§ **Directions**
Exactly repeat the material, dropping every picture from the copy.

-- start --

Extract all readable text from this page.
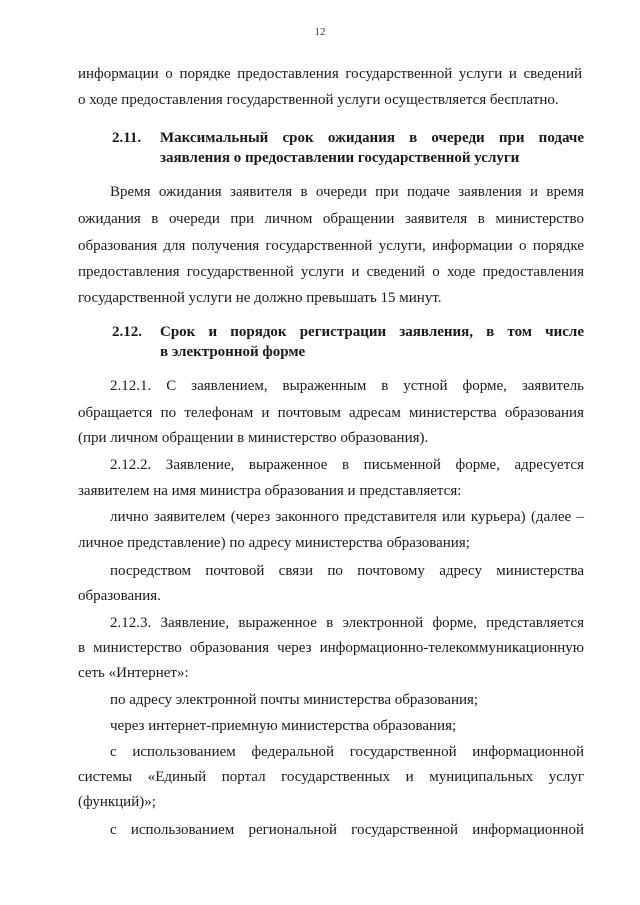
12
информации о порядке предоставления государственной услуги и сведений
о ходе предоставления государственной услуги осуществляется бесплатно.
2.11. Максимальный срок ожидания в очереди при подаче
заявления о предоставлении государственной услуги
Время ожидания заявителя в очереди при подаче заявления и время
ожидания в очереди при личном обращении заявителя в министерство
образования для получения государственной услуги, информации о порядке
предоставления государственной услуги и сведений о ходе предоставления
государственной услуги не должно превышать 15 минут.
2.12. Срок и порядок регистрации заявления, в том числе
в электронной форме
2.12.1. С заявлением, выраженным в устной форме, заявитель
обращается по телефонам и почтовым адресам министерства образования
(при личном обращении в министерство образования).
2.12.2. Заявление, выраженное в письменной форме, адресуется
заявителем на имя министра образования и представляется:
лично заявителем (через законного представителя или курьера) (далее –
личное представление) по адресу министерства образования;
посредством почтовой связи по почтовому адресу министерства
образования.
2.12.3. Заявление, выраженное в электронной форме, представляется
в министерство образования через информационно-телекоммуникационную
сеть «Интернет»:
по адресу электронной почты министерства образования;
через интернет-приемную министерства образования;
с использованием федеральной государственной информационной
системы «Единый портал государственных и муниципальных услуг
(функций)»;
с использованием региональной государственной информационной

-- end --

§ **Response for this exercise**
Extract all readable text from this page.
12
информации о порядке предоставления государственной услуги и сведений
о ходе предоставления государственной услуги осуществляется бесплатно.
2.11. Максимальный срок ожидания в очереди при подаче
заявления о предоставлении государственной услуги
Время ожидания заявителя в очереди при подаче заявления и время
ожидания в очереди при личном обращении заявителя в министерство
образования для получения государственной услуги, информации о порядке
предоставления государственной услуги и сведений о ходе предоставления
государственной услуги не должно превышать 15 минут.
2.12. Срок и порядок регистрации заявления, в том числе
в электронной форме
2.12.1. С заявлением, выраженным в устной форме, заявитель
обращается по телефонам и почтовым адресам министерства образования
(при личном обращении в министерство образования).
2.12.2. Заявление, выраженное в письменной форме, адресуется
заявителем на имя министра образования и представляется:
лично заявителем (через законного представителя или курьера) (далее –
личное представление) по адресу министерства образования;
посредством почтовой связи по почтовому адресу министерства
образования.
2.12.3. Заявление, выраженное в электронной форме, представляется
в министерство образования через информационно-телекоммуникационную
сеть «Интернет»:
по адресу электронной почты министерства образования;
через интернет-приемную министерства образования;
с использованием федеральной государственной информационной
системы «Единый портал государственных и муниципальных услуг
(функций)»;
с использованием региональной государственной информационной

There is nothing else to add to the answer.